** begin RAW DATA **

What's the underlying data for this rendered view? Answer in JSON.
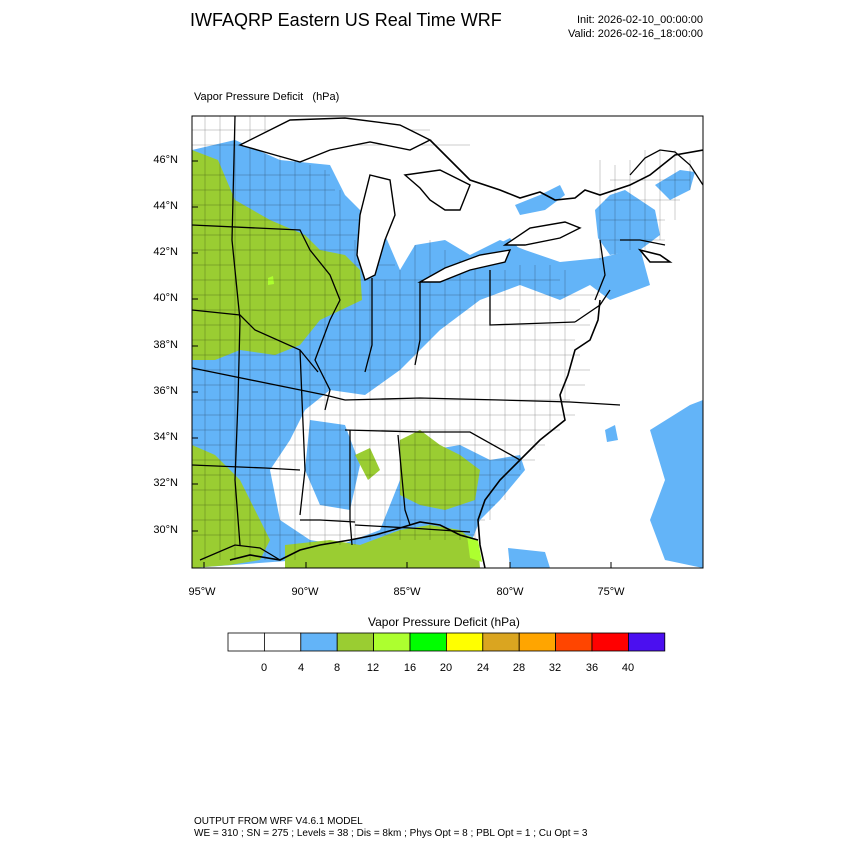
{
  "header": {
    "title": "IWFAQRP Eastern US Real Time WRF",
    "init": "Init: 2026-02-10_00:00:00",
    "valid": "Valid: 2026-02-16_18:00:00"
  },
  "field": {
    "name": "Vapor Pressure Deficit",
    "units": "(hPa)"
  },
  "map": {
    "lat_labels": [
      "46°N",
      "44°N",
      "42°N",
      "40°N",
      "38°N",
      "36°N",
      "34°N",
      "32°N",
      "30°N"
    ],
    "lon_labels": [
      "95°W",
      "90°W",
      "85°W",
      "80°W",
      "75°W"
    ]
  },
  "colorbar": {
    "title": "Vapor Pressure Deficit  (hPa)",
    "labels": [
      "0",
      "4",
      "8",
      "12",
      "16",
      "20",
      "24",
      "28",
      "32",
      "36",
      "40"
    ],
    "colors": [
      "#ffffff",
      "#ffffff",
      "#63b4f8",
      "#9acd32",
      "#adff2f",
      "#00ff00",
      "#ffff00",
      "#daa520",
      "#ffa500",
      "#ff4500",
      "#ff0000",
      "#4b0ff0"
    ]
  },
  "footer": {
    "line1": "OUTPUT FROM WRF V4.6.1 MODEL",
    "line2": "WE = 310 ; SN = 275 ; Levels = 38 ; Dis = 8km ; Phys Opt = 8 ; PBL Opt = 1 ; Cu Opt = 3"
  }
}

** end RAW DATA **

● EXERCISE DIRECTIONS: Transcribe the records verbatim and omit the images.

● FULL OUTPUT:
What's the underlying data for this rendered view? Answer in JSON.
{
  "header": {
    "title": "IWFAQRP Eastern US Real Time WRF",
    "init": "Init: 2026-02-10_00:00:00",
    "valid": "Valid: 2026-02-16_18:00:00"
  },
  "field": {
    "name": "Vapor Pressure Deficit",
    "units": "(hPa)"
  },
  "map": {
    "lat_labels": [
      "46°N",
      "44°N",
      "42°N",
      "40°N",
      "38°N",
      "36°N",
      "34°N",
      "32°N",
      "30°N"
    ],
    "lon_labels": [
      "95°W",
      "90°W",
      "85°W",
      "80°W",
      "75°W"
    ]
  },
  "colorbar": {
    "title": "Vapor Pressure Deficit  (hPa)",
    "labels": [
      "0",
      "4",
      "8",
      "12",
      "16",
      "20",
      "24",
      "28",
      "32",
      "36",
      "40"
    ],
    "colors": [
      "#ffffff",
      "#ffffff",
      "#63b4f8",
      "#9acd32",
      "#adff2f",
      "#00ff00",
      "#ffff00",
      "#daa520",
      "#ffa500",
      "#ff4500",
      "#ff0000",
      "#4b0ff0"
    ]
  },
  "footer": {
    "line1": "OUTPUT FROM WRF V4.6.1 MODEL",
    "line2": "WE = 310 ; SN = 275 ; Levels = 38 ; Dis = 8km ; Phys Opt = 8 ; PBL Opt = 1 ; Cu Opt = 3"
  }
}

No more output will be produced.